Mozilla to Offer New User-Centric Services in 2012

Ben Adida

35

At Mozilla, we’ve long focused on building software that gives users sovereignty over their online lives. This means designing in ways that provide people deeper insights into how the web works, unique software features to personalize their online experience, and controls over their personal data. Lately, we’ve been thinking about how user sovereignty has grown to depend on more than just the browser. Many web sites store extensive user data and act on behalf of the user. While the browser may be fully under the user’s control, many of the services that users enjoy are not. Sometimes, these web services handle data in ways that are of questionable value to the user, even detrimental.

It’s clear that Mozilla needs to step up and provide, in addition to the Firefox browser, certain services to enhance users’ control over their online experience and personal data. Mozilla’s Chairwoman, Mitchell Baker, puts it this way:

I believe it is imperative we develop additional offerings. We need open, open-source, interoperable, public-benefit, standards-based platforms for multiple layers of Internet life. [...] We choose to take our values to where people live.

The services we’re imaging and working hard to launch over the coming weeks and months include: an innovative approach to identity, a mobile web-based operating system, and an app store. To offer these services, we’ll need to store user data on Mozilla servers at a much larger scale than we have to date. This requires great care and deliberation. We’ve started the process of figuring out how to do this and tried a few pilot evaluations. I’d like to tell you what we’re thinking and solicit your thoughts and ideas.

Our Current Approach — Firefox Sync

Mozilla already stores encrypted data with Firefox Sync, which lets millions of Firefox users keep bookmarks, history, and passwords synchronized across multiple installations of Firefox, including Mobile Firefox. We secure this data with cryptography more advanced than even that used by financial institutions. Typically, banks use transport-level encryption  (SSL): your data is encrypted in transit between your browser and the bank’s servers. Once it arrives at the bank’s servers, it is, of course,  decrypted. By comparison, Firefox Sync uses application-level encryption: your data is encrypted by Firefox before it’s sent over the network, and it stays encrypted once it arrives on our servers and is stored on our disks. Only your Firefox client can decrypt the data. Mozilla doesn’t have the decryption keys.

This means that we never see your data. If we suffered a server breach, or if someone walked out of our data centers with a few hard drives in hand, then your data would remain safe from prying eyes. Few other companies go to such lengths to secure your data.

The new services we envision will, whenever possible, continue to use this level of data security.

Limits of Application-Level Encryption

If we can’t see your data, then you’re incredibly safe, but we can’t do much to help you either. Application-level encryption is like the safe you keep in your closet: you can place valuables there, and you can retrieve them if you’re there in person, but you can’t easily ask a roommate to quickly tell you over the phone how much cash you have stored in the safe. By comparison, it’s easy to call a roommate and ask them to read you a phone number you left on the kitchen table. Some data is so valuable you need to keep it in a safe. Other data may not be quite as sensitive, and may be quite a bit more useful if you can get help managing, retrieving, and processing it. Something as simple as sending you reminders of friends’ birthdays requires the service to see that data when you’re offline.

### Extracted material

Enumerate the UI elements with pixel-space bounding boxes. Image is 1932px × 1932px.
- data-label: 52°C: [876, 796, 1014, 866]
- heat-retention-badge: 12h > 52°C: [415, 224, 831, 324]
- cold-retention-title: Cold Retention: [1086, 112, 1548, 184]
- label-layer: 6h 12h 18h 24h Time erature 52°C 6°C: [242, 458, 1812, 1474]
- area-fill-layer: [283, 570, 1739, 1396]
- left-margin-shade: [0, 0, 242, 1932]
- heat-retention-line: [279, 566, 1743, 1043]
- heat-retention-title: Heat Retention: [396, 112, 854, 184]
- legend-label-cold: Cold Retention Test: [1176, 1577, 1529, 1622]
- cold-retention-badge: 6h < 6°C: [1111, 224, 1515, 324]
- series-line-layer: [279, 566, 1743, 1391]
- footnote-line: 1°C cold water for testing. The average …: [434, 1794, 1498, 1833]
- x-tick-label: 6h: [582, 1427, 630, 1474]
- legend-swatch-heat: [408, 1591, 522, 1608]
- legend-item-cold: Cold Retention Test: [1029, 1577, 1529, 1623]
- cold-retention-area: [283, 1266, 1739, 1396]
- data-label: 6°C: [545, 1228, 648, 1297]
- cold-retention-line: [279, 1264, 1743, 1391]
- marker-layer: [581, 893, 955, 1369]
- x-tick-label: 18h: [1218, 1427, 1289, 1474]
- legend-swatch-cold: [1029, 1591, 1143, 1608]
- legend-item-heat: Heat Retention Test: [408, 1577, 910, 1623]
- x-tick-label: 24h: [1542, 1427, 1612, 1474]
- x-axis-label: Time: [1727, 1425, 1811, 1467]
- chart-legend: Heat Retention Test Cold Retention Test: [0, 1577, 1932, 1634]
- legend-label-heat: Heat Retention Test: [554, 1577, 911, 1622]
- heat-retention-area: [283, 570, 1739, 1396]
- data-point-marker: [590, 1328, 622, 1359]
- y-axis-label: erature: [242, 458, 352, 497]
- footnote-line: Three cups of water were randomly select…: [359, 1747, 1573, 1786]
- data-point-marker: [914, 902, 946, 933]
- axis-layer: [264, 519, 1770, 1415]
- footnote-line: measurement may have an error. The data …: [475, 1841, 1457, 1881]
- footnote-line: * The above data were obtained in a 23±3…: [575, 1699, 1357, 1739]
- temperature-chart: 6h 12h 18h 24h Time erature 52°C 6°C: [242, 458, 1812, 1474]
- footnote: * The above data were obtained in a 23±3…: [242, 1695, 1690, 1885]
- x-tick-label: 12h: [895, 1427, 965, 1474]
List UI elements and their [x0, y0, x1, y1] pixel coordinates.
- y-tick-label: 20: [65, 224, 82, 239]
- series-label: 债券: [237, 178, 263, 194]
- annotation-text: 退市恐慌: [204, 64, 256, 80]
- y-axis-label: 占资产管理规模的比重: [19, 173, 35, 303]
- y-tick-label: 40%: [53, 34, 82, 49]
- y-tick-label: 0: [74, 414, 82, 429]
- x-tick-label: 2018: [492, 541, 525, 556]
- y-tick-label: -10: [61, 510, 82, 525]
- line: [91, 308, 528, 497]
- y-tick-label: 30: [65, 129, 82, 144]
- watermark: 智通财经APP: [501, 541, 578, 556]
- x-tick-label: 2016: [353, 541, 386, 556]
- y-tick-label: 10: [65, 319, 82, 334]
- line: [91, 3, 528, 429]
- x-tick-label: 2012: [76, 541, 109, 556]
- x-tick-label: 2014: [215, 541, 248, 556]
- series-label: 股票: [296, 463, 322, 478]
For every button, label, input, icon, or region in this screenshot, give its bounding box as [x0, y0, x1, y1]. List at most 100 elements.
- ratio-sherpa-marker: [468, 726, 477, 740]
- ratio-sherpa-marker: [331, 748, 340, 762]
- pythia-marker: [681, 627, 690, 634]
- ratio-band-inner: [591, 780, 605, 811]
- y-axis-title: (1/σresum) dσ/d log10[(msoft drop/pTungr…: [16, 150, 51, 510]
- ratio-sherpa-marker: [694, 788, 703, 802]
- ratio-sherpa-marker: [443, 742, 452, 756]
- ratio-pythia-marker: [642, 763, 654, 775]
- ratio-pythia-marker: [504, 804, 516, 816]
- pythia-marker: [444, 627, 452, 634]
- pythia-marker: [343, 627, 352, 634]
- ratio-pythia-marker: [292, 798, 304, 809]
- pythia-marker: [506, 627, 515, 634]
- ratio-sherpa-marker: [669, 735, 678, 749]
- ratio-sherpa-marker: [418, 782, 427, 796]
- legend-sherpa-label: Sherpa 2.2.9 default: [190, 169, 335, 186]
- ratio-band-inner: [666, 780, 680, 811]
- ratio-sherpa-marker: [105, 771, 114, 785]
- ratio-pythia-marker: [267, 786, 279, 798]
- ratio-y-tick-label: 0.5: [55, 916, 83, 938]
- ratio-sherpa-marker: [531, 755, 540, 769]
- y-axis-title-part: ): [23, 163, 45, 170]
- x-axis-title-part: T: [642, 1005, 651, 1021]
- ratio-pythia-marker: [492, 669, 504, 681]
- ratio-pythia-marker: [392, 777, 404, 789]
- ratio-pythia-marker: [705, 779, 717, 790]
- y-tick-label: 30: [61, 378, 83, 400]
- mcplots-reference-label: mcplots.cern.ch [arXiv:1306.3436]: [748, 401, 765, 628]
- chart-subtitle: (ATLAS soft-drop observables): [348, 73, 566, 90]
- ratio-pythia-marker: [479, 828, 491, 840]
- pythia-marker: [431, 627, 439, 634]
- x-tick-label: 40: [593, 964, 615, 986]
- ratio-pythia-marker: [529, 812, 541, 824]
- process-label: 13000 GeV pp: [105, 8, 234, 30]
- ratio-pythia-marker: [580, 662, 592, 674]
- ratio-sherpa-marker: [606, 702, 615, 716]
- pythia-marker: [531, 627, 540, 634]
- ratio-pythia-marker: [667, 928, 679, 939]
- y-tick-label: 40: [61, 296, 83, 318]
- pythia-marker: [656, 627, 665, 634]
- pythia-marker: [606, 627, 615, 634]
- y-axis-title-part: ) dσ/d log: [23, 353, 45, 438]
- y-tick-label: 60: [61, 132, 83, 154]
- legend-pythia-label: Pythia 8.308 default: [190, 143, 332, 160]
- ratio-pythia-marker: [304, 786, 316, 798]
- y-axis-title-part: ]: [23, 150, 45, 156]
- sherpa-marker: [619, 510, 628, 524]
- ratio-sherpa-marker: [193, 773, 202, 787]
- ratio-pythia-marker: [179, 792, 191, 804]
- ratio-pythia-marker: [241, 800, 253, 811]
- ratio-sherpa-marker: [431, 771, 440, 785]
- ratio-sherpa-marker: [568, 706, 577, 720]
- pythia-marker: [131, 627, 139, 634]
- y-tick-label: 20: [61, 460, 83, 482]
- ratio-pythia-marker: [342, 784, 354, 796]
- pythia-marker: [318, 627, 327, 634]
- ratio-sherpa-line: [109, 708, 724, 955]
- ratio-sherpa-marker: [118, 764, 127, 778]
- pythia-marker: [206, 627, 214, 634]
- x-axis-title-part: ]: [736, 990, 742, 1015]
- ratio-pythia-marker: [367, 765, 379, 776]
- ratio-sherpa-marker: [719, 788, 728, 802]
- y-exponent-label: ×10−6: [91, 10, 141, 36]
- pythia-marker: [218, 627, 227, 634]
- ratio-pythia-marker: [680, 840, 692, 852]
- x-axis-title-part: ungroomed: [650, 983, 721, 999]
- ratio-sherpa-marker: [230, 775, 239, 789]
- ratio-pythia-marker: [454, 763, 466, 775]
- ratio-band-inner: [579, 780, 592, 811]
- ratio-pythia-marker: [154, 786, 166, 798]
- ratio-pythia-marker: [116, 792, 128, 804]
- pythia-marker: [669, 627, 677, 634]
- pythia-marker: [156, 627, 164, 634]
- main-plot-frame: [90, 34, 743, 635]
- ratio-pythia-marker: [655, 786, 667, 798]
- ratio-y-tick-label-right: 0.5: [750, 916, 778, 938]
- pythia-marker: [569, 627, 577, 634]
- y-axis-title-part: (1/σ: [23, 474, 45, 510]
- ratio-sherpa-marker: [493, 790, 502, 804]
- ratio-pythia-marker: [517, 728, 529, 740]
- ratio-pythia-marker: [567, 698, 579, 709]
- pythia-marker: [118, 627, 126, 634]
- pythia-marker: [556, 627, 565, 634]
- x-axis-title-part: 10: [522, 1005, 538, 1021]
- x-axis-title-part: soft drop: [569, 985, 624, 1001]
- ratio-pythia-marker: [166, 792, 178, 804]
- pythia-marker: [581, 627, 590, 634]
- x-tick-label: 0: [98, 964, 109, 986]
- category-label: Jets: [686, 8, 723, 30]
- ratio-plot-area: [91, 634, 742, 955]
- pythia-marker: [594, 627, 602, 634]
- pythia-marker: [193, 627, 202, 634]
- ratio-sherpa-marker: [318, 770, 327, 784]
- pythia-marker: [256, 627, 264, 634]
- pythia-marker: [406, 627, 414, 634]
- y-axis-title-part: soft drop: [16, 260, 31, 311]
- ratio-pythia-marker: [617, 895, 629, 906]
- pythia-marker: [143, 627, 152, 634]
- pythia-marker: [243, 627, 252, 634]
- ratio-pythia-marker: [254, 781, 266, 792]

### Exercise prompt
Write the next part of the Mozilla post on new user-centric services, starting after its final sentence about birthday reminders.

### Answer to this problem
I wrote previously about the limitations of encryption to safeguard data. Encryption isn’t magic. It isn’t appropriate for all applications. If we want to provide realistic alternative services that set an example of user sovereignty, then that will require storing user data on our servers, often without application-level encryption.

Design Guidelines

We propose a few starting design guidelines:

  • clear user benefit: there should always be a clear and direct user benefit that results from the data we collect. Aggressive user data storage “just in case it’s needed later” is not acceptable.
  • data inventory: we should always know what data we’re collecting, where and how it’s stored, and why the storage of each datapoint is crucial to the end-user feature. We should make sure users can easily get at this inventory, understand it, update it, or delete it.
  • minimize server-visible data: if we can implement a given feature by never sending data to the server, or by using application-level encryption, then we will.
  • minimize data retention: we should store data for as little time as possible. In particular, if we need servers only to provide a transit point for data, then that data should only transit, never be stored.
  • aggregate whenever possible: we will explore whether we can implement the feature with data aggregated across a significant number of users, rather than keeping individual data points. (Given the richness of these datasets, we cannot pretend that de-identification is particularly useful to protecting individual users.)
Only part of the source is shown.